» **What you need to do**:
Within the listing below, locate all lines containing the word "работоспособности". Copy each one.

═══ Recorded information ═══

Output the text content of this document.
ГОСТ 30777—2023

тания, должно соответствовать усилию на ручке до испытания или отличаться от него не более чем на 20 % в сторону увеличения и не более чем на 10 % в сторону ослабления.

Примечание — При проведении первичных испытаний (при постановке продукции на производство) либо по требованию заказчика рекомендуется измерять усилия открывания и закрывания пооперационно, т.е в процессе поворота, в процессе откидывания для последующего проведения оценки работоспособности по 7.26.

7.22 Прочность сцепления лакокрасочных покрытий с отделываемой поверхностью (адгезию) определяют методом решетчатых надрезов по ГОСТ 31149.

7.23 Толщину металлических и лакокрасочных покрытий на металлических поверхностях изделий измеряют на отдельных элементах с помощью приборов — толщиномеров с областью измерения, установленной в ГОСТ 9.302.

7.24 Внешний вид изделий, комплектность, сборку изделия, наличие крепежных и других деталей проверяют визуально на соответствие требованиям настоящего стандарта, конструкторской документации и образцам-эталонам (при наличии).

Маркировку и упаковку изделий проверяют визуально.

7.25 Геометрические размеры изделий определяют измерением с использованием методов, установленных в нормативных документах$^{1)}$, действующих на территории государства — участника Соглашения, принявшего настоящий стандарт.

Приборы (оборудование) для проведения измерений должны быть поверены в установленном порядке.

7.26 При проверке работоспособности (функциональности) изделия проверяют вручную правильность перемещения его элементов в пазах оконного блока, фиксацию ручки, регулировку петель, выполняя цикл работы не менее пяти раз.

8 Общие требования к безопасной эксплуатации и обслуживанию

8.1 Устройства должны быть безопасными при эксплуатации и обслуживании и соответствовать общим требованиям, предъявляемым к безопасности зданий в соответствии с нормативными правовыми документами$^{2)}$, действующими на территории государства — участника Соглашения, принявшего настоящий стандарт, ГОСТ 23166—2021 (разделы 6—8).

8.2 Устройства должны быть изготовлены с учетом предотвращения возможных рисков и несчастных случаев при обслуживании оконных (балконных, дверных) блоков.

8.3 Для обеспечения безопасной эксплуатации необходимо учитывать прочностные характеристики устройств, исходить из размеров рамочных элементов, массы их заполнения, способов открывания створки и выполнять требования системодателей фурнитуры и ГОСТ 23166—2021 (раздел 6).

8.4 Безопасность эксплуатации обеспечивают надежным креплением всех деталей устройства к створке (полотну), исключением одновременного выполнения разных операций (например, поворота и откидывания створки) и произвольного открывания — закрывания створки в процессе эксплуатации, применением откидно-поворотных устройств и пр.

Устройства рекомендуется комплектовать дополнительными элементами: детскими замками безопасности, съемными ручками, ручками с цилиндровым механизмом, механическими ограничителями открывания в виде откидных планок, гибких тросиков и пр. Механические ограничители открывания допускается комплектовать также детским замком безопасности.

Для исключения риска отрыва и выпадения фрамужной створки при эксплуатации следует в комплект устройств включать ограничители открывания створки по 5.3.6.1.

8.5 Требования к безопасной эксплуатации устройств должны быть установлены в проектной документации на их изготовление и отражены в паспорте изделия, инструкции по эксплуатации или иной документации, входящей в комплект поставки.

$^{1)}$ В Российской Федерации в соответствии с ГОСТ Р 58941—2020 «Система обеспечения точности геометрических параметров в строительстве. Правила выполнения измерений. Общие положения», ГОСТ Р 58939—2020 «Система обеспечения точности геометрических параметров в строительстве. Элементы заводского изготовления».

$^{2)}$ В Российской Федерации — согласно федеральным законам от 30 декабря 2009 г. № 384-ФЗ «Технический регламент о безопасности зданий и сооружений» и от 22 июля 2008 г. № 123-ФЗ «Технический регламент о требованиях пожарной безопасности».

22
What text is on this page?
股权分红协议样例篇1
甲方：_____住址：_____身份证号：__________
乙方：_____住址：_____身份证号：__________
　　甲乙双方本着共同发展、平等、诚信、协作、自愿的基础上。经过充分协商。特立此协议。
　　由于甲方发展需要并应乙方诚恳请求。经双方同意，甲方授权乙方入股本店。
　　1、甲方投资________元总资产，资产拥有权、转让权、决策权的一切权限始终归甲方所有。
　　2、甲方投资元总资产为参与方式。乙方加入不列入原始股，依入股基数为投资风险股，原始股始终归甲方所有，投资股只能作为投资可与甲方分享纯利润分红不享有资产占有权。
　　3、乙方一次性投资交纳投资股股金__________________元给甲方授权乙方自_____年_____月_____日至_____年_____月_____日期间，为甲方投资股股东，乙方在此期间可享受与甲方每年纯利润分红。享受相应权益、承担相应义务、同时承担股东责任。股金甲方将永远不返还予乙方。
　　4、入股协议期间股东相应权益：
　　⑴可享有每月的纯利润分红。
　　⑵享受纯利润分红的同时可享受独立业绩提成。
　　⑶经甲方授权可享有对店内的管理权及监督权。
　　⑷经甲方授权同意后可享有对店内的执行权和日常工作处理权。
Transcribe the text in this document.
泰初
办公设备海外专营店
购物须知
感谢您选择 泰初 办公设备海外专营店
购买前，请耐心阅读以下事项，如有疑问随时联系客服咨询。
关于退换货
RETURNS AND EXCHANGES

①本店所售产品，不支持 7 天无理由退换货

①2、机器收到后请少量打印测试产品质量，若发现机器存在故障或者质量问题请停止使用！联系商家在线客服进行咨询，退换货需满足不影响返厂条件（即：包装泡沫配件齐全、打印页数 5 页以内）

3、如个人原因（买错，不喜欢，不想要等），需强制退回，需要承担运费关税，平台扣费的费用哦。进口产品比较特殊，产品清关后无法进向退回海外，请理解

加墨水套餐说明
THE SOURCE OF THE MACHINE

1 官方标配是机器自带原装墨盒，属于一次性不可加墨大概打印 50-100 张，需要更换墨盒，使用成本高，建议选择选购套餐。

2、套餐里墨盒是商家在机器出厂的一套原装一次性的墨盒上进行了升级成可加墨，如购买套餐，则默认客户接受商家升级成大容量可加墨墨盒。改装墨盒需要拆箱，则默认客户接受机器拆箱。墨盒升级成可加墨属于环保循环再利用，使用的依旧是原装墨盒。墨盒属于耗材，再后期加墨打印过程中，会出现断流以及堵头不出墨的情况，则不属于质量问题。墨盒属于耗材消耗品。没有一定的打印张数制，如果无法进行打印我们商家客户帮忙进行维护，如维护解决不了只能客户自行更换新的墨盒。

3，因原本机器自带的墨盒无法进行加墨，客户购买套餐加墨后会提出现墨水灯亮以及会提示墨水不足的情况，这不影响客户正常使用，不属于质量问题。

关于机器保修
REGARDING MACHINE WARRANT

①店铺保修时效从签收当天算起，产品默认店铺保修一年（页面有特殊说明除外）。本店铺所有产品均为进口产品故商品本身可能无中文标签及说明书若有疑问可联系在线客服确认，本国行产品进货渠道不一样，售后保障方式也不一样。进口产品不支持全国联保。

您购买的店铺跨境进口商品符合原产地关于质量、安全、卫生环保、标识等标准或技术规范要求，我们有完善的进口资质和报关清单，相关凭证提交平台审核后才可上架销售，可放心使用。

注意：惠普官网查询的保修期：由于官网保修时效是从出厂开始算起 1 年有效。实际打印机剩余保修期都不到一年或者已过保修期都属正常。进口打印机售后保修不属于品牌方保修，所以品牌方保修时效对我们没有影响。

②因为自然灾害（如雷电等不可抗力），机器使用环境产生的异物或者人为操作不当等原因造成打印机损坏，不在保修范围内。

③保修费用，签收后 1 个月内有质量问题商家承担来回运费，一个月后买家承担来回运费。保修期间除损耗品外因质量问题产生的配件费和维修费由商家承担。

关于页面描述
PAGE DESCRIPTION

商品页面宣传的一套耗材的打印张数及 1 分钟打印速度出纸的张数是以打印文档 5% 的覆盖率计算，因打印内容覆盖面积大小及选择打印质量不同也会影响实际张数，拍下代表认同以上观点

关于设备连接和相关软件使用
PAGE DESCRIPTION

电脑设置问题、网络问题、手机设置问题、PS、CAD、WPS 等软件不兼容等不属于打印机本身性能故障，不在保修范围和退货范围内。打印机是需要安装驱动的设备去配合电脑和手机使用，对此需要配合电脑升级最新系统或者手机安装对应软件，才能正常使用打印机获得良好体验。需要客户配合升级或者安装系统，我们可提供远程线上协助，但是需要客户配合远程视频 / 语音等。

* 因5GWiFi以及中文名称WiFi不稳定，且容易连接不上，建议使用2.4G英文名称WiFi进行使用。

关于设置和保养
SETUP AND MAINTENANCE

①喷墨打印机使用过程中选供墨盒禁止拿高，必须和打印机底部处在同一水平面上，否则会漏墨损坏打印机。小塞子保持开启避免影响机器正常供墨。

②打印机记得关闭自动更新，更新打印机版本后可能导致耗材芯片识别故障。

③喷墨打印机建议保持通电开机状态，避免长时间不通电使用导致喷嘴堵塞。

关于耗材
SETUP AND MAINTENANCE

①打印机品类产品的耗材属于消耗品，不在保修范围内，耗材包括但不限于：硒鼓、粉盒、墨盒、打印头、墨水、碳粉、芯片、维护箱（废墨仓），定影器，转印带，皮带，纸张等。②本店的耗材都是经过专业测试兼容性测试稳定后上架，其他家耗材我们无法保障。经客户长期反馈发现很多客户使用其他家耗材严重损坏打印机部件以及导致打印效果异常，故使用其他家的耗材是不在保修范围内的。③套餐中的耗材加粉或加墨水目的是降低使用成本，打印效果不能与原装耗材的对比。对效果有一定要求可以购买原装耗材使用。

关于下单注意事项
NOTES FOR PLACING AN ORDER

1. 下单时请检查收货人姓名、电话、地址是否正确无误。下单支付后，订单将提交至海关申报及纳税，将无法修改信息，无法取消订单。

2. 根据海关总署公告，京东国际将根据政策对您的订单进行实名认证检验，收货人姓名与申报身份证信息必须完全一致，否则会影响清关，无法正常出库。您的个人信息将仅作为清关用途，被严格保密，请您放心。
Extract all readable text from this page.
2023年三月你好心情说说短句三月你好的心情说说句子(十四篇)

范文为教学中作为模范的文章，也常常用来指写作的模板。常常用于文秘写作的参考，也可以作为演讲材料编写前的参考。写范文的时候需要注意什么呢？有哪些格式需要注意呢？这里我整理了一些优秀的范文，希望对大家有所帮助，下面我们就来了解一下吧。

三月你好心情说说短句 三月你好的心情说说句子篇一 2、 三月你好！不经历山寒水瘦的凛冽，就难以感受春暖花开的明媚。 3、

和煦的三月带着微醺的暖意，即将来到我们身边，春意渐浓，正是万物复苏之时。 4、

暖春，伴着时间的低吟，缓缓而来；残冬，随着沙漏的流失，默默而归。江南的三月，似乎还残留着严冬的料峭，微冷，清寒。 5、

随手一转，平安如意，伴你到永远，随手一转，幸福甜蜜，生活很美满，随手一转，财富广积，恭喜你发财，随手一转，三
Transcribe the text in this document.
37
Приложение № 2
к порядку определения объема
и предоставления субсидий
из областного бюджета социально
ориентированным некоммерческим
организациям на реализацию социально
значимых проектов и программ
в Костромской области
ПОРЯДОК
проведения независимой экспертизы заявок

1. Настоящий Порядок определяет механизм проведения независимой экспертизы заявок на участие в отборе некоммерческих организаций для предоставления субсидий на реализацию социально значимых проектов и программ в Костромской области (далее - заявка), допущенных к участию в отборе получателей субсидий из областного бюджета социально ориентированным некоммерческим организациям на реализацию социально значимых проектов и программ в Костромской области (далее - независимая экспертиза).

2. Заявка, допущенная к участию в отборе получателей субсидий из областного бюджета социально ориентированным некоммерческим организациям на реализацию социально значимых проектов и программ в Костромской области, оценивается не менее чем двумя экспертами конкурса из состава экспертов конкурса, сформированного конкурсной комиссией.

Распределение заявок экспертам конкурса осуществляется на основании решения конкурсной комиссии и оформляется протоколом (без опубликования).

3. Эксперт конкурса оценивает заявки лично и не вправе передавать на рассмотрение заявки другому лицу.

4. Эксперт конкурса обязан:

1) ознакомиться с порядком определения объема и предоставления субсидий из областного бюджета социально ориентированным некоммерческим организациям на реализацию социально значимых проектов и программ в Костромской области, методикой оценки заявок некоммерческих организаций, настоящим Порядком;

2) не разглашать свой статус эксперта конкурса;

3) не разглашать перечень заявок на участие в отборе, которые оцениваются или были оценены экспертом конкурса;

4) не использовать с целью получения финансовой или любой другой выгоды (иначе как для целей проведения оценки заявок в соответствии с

═══

» **Reply to the task**:
Примечание — При проведении первичных испытаний (при постановке продукции на производство) либо по требованию заказчика рекомендуется измерять усилия открывания и закрывания пооперационно, т.е в процессе поворота, в процессе откидывания для последующего проведения оценки работоспособности по 7.26.
7.26 При проверке работоспособности (функциональности) изделия проверяют вручную правильность перемещения его элементов в пазах оконного блока, фиксацию ручки, регулировку петель, выполняя цикл работы не менее пяти раз.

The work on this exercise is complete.